- Stored dataset items -
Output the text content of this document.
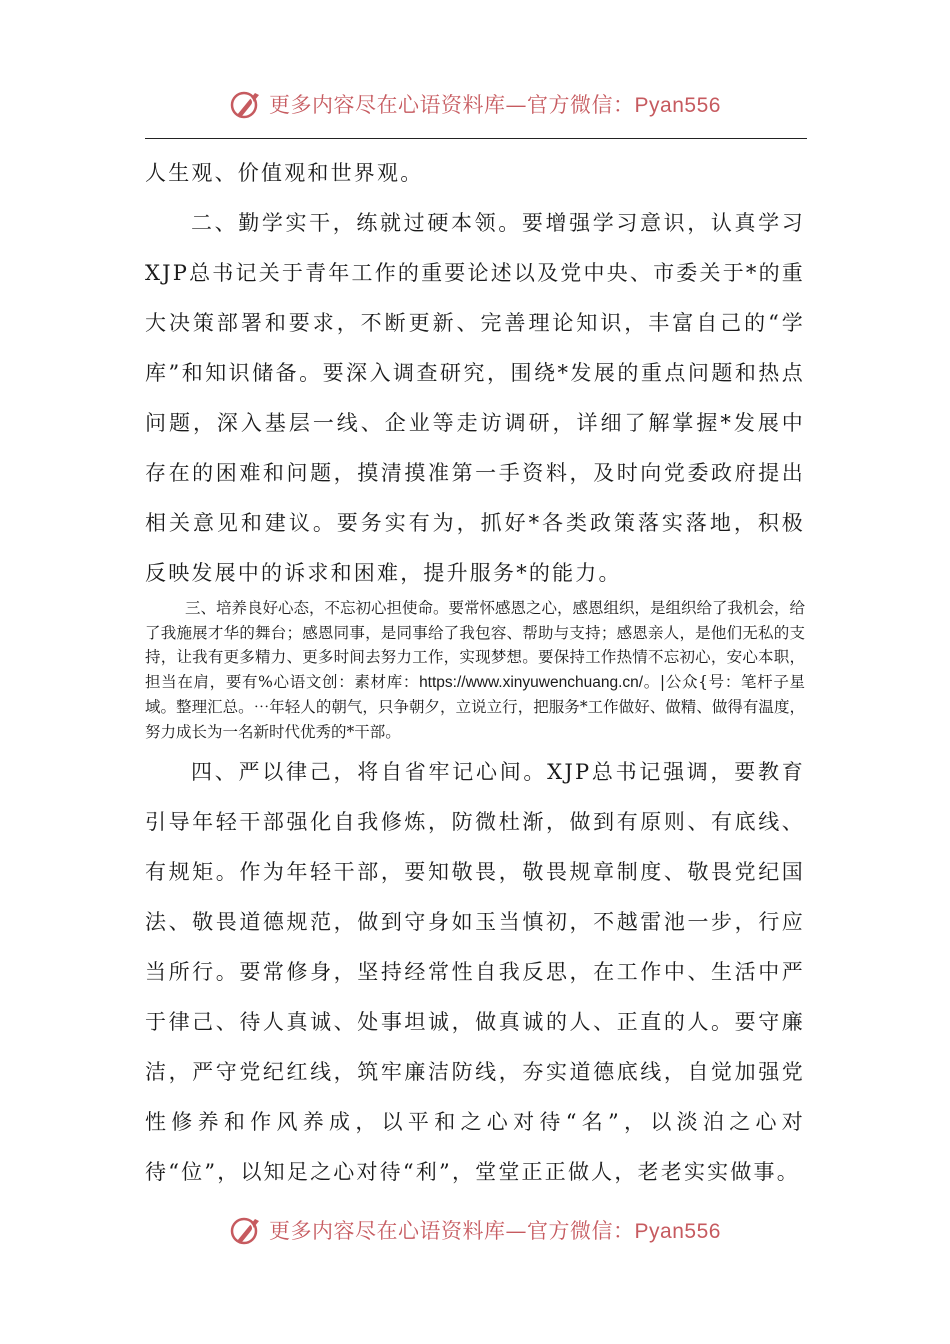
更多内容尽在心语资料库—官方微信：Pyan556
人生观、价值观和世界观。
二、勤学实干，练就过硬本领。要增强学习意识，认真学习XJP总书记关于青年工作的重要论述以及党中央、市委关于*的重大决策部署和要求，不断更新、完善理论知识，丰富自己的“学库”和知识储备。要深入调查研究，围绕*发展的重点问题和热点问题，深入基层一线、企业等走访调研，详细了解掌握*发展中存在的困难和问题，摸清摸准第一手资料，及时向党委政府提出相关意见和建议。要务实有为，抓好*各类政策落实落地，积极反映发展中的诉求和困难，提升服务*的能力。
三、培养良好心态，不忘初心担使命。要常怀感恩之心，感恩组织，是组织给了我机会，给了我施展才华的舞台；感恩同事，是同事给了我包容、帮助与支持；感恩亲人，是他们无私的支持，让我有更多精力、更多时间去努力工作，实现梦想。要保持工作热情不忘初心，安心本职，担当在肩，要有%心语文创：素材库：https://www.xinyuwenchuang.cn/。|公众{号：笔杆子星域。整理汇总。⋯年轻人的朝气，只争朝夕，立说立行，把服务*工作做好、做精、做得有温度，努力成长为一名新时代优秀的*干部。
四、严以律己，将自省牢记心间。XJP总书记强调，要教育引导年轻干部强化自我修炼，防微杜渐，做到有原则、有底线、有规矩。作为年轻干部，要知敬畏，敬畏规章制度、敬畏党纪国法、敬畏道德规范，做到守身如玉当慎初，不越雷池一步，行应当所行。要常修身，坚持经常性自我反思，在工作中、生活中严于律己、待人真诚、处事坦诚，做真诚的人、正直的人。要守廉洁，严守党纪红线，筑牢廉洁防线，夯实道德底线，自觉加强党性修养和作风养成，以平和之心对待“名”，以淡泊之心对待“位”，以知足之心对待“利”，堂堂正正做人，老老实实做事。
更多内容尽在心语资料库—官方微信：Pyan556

---

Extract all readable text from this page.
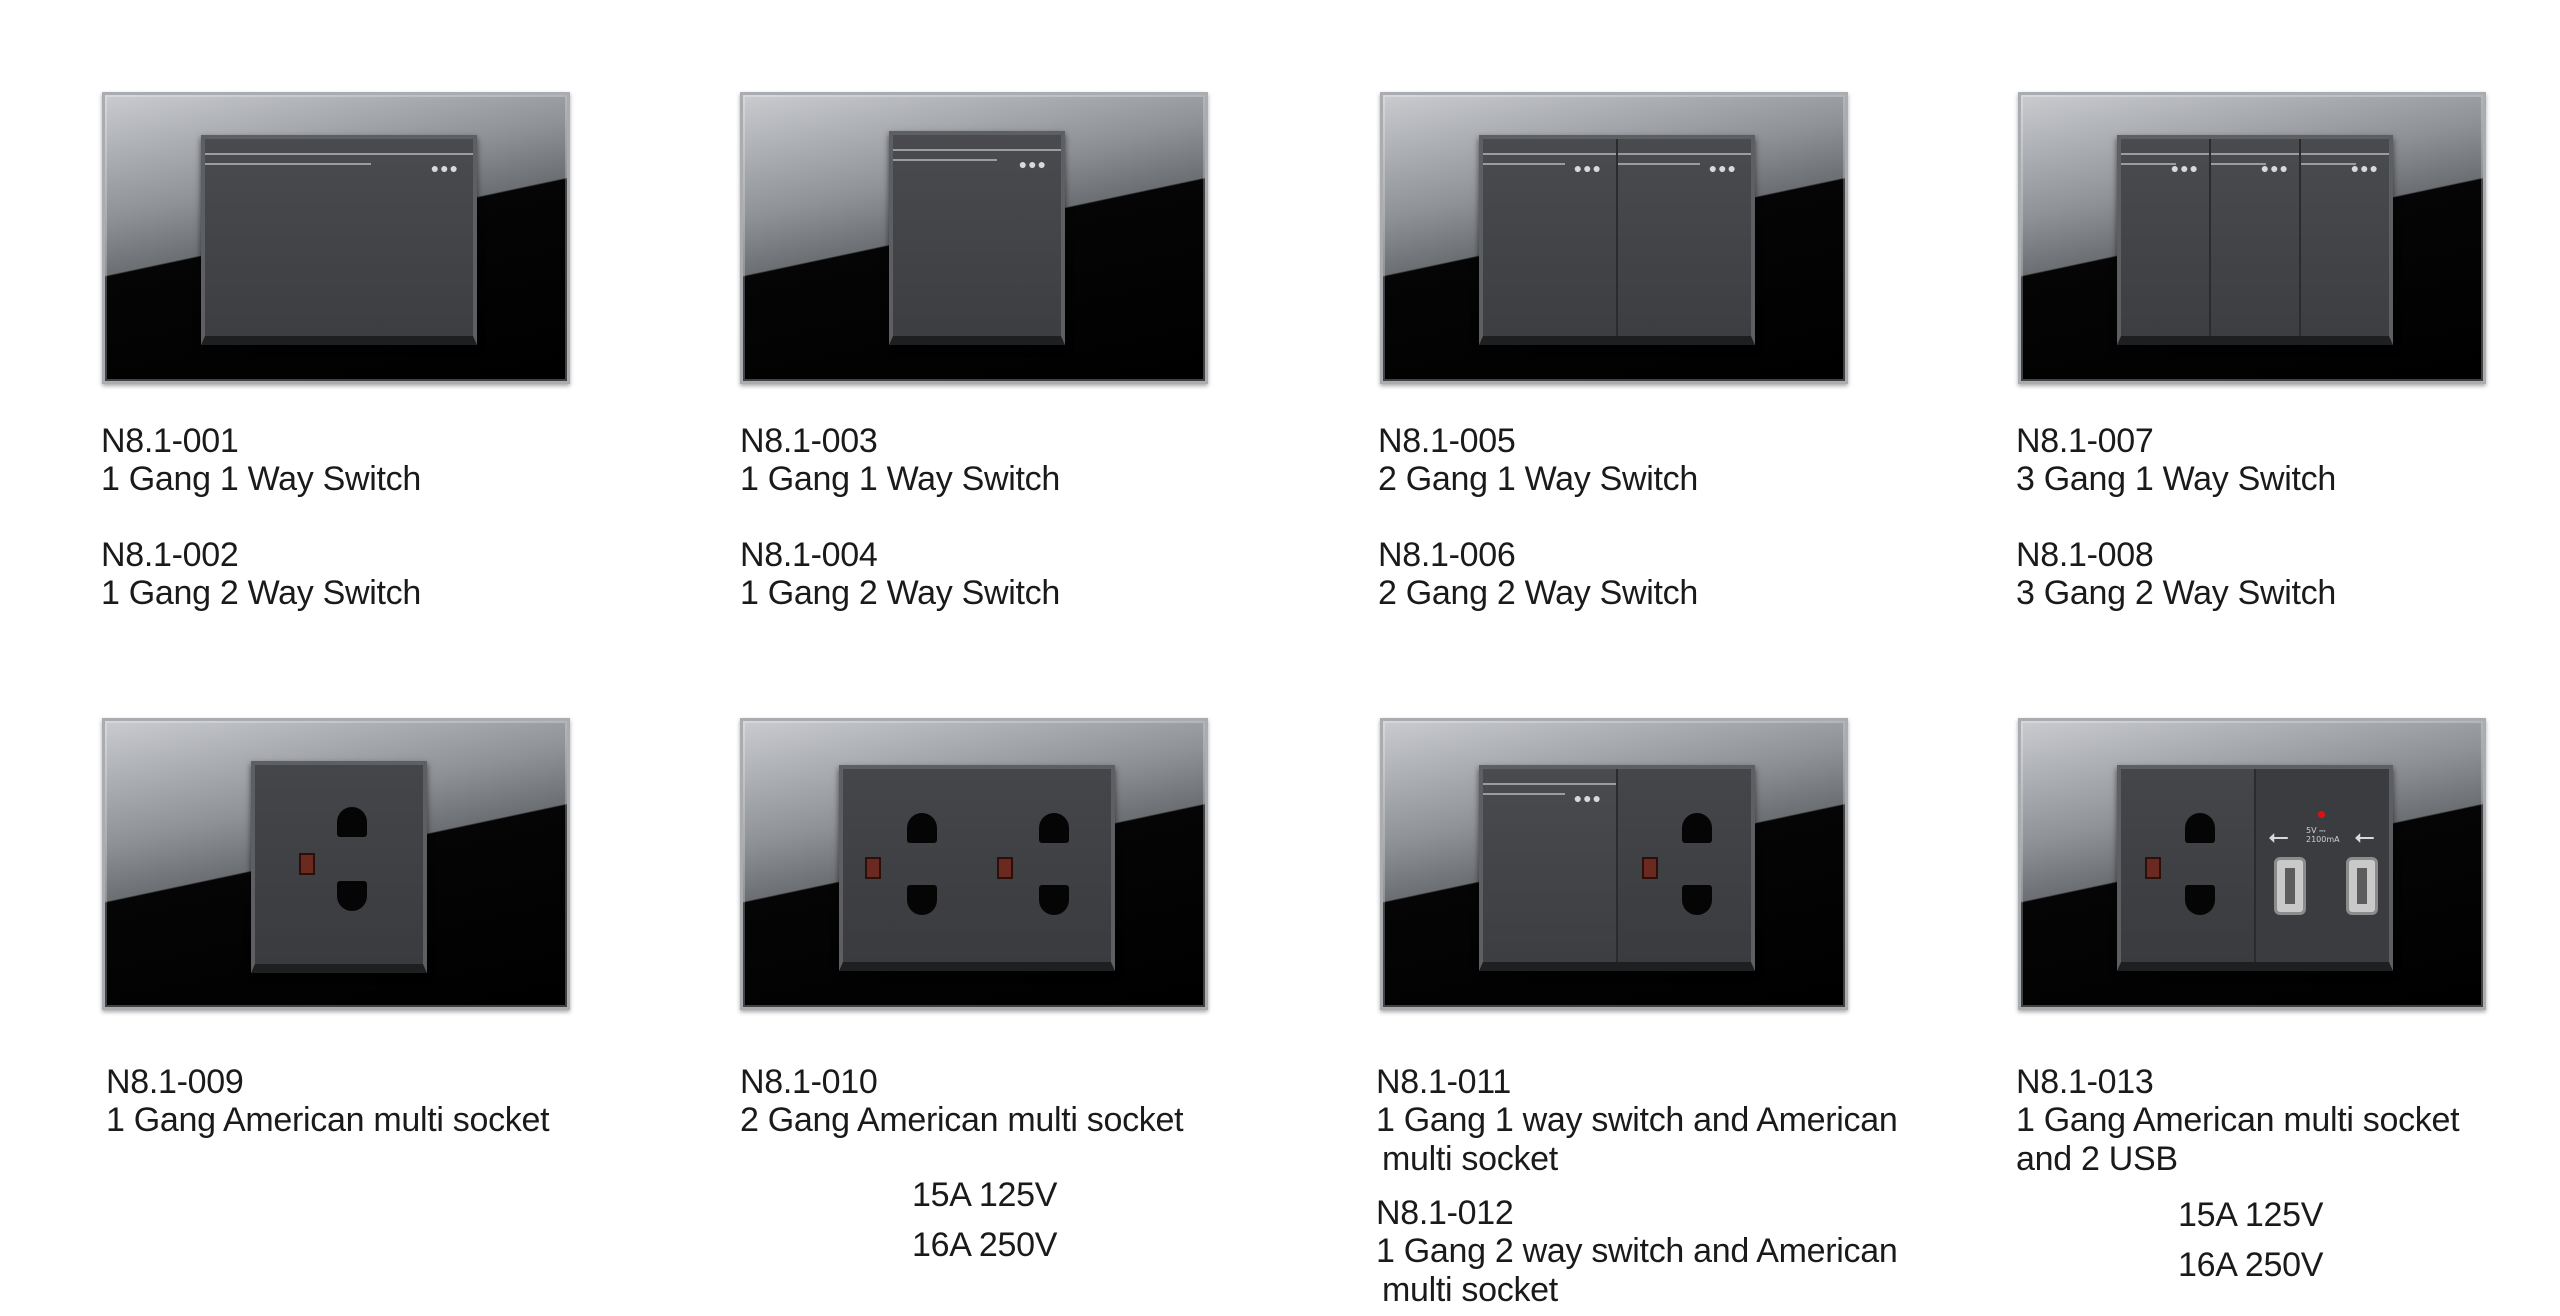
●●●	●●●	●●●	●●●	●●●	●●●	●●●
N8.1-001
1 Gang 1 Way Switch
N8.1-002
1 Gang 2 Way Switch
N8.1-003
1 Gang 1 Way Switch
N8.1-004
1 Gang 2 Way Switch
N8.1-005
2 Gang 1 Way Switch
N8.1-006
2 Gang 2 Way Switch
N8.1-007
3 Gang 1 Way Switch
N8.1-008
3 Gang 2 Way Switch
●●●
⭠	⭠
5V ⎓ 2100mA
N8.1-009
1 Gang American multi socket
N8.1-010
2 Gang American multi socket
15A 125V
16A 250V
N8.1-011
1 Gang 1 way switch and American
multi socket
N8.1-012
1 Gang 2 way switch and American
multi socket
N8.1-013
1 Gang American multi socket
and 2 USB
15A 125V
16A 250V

- Written problem -
Extract every line that has the string "text" in it.

- Full response -
Output the text content of this document.
Extract all readable text from this page.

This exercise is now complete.